=== INPUT DATA ===

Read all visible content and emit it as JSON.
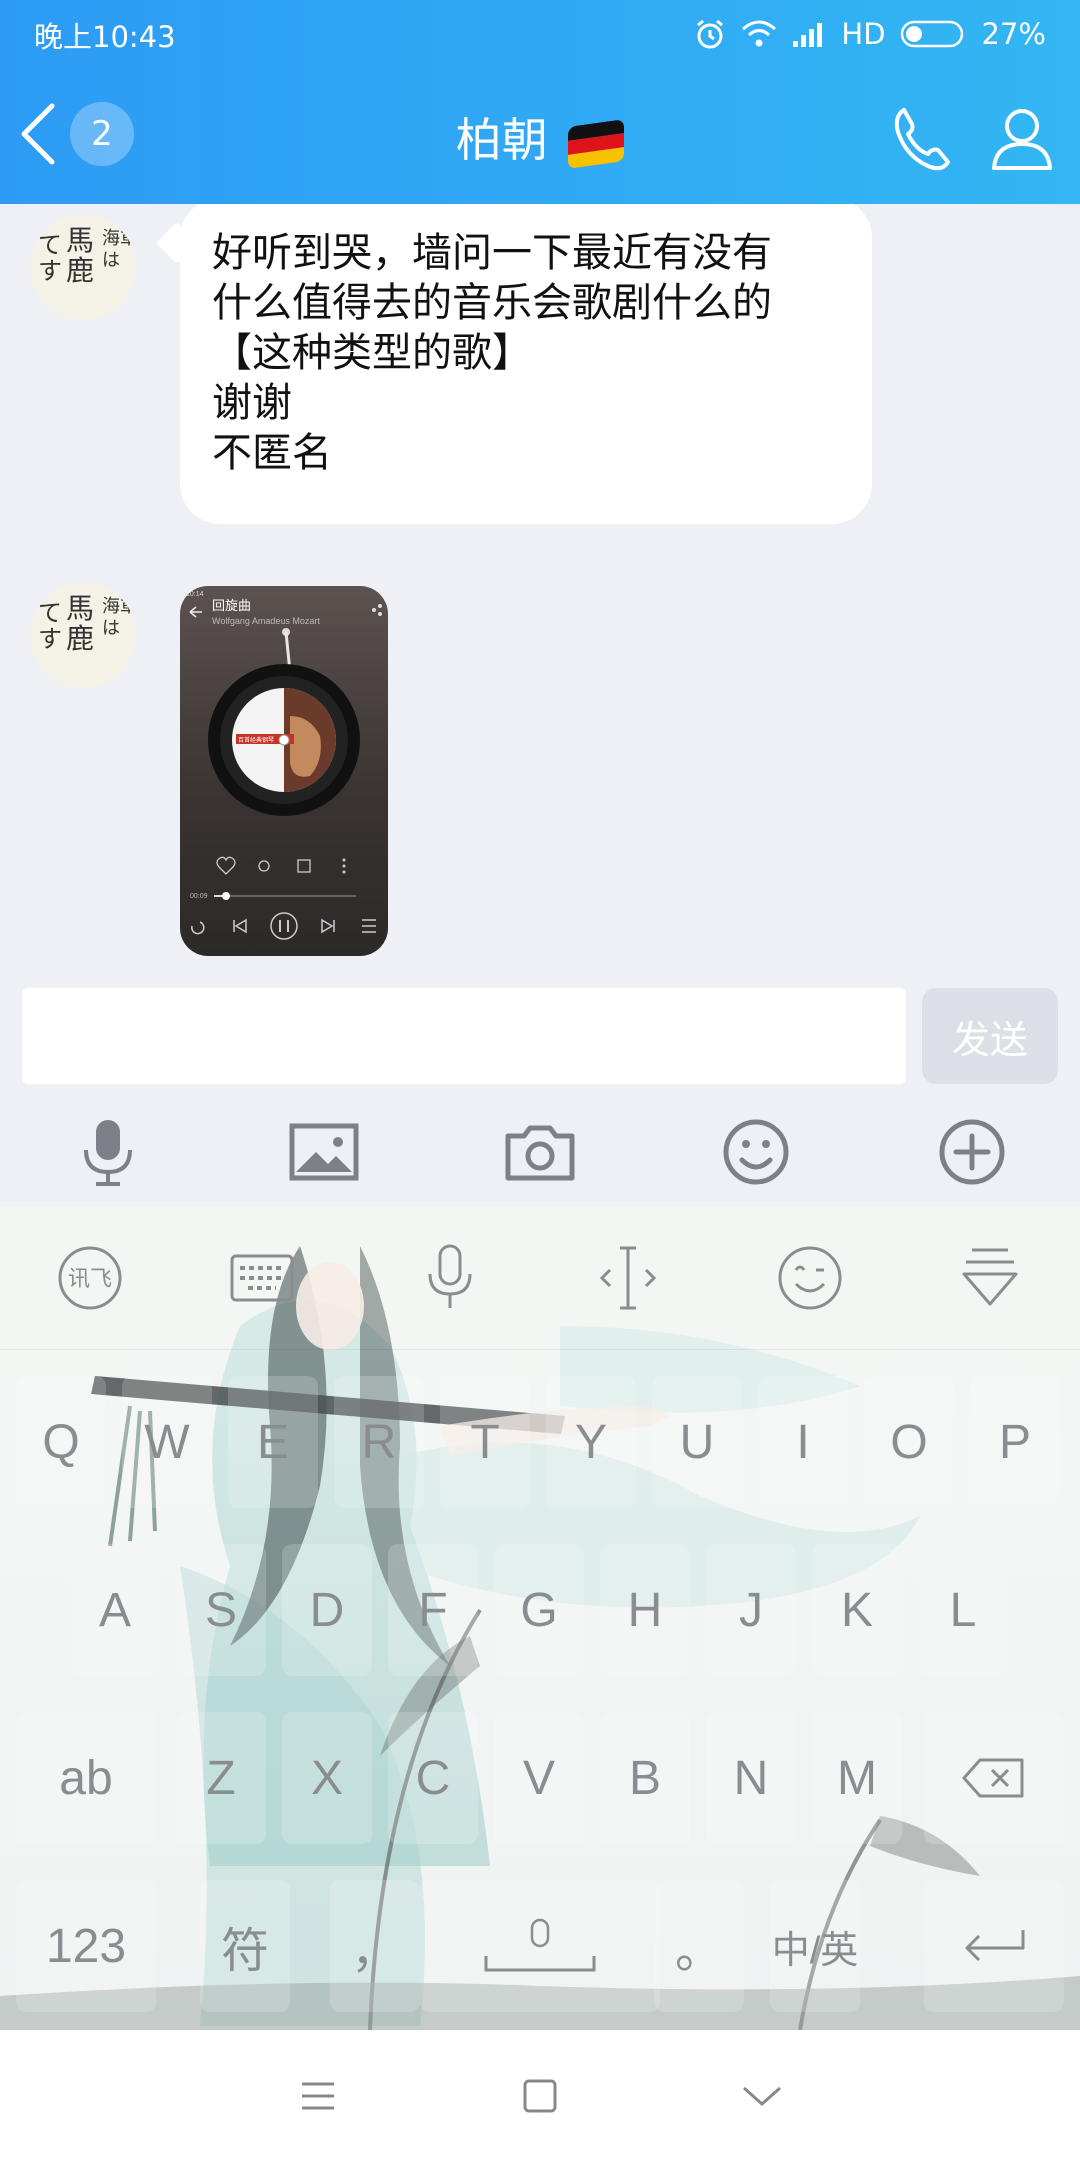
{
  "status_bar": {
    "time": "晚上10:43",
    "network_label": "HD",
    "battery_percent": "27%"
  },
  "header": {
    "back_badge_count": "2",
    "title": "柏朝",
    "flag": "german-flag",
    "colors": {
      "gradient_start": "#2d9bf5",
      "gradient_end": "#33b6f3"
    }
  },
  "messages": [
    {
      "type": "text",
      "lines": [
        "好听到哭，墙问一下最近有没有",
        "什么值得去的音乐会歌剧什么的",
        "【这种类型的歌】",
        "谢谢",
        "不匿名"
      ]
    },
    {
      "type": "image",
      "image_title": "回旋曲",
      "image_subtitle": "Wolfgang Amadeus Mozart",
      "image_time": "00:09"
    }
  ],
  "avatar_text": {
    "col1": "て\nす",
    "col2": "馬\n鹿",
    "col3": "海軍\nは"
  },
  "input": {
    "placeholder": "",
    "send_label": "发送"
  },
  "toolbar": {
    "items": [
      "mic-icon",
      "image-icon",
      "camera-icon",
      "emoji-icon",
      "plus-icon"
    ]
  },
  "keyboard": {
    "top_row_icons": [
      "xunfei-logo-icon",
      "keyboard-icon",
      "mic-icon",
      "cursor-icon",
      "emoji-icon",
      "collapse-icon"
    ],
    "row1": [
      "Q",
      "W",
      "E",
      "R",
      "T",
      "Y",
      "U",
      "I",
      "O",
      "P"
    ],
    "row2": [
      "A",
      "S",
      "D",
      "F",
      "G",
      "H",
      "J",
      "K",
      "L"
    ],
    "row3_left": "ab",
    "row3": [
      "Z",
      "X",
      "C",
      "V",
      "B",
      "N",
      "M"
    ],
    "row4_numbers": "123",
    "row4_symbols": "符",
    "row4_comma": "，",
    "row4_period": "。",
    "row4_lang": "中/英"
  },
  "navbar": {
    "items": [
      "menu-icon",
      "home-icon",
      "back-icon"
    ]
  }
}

=== TASK STATEMENT ===
Omit every picture, then repeat the remaining data exactly as it appears above.

=== ANSWER TO THE EXERCISE ===
Read all visible content and emit it as JSON.
{
  "status_bar": {
    "time": "晚上10:43",
    "network_label": "HD",
    "battery_percent": "27%"
  },
  "header": {
    "back_badge_count": "2",
    "title": "柏朝",
    "flag": "german-flag",
    "colors": {
      "gradient_start": "#2d9bf5",
      "gradient_end": "#33b6f3"
    }
  },
  "messages": [
    {
      "type": "text",
      "lines": [
        "好听到哭，墙问一下最近有没有",
        "什么值得去的音乐会歌剧什么的",
        "【这种类型的歌】",
        "谢谢",
        "不匿名"
      ]
    },
    {
      "type": "image",
      "image_title": "回旋曲",
      "image_subtitle": "Wolfgang Amadeus Mozart",
      "image_time": "00:09"
    }
  ],
  "avatar_text": {
    "col1": "て\nす",
    "col2": "馬\n鹿",
    "col3": "海軍\nは"
  },
  "input": {
    "placeholder": "",
    "send_label": "发送"
  },
  "toolbar": {
    "items": [
      "mic-icon",
      "image-icon",
      "camera-icon",
      "emoji-icon",
      "plus-icon"
    ]
  },
  "keyboard": {
    "top_row_icons": [
      "xunfei-logo-icon",
      "keyboard-icon",
      "mic-icon",
      "cursor-icon",
      "emoji-icon",
      "collapse-icon"
    ],
    "row1": [
      "Q",
      "W",
      "E",
      "R",
      "T",
      "Y",
      "U",
      "I",
      "O",
      "P"
    ],
    "row2": [
      "A",
      "S",
      "D",
      "F",
      "G",
      "H",
      "J",
      "K",
      "L"
    ],
    "row3_left": "ab",
    "row3": [
      "Z",
      "X",
      "C",
      "V",
      "B",
      "N",
      "M"
    ],
    "row4_numbers": "123",
    "row4_symbols": "符",
    "row4_comma": "，",
    "row4_period": "。",
    "row4_lang": "中/英"
  },
  "navbar": {
    "items": [
      "menu-icon",
      "home-icon",
      "back-icon"
    ]
  }
}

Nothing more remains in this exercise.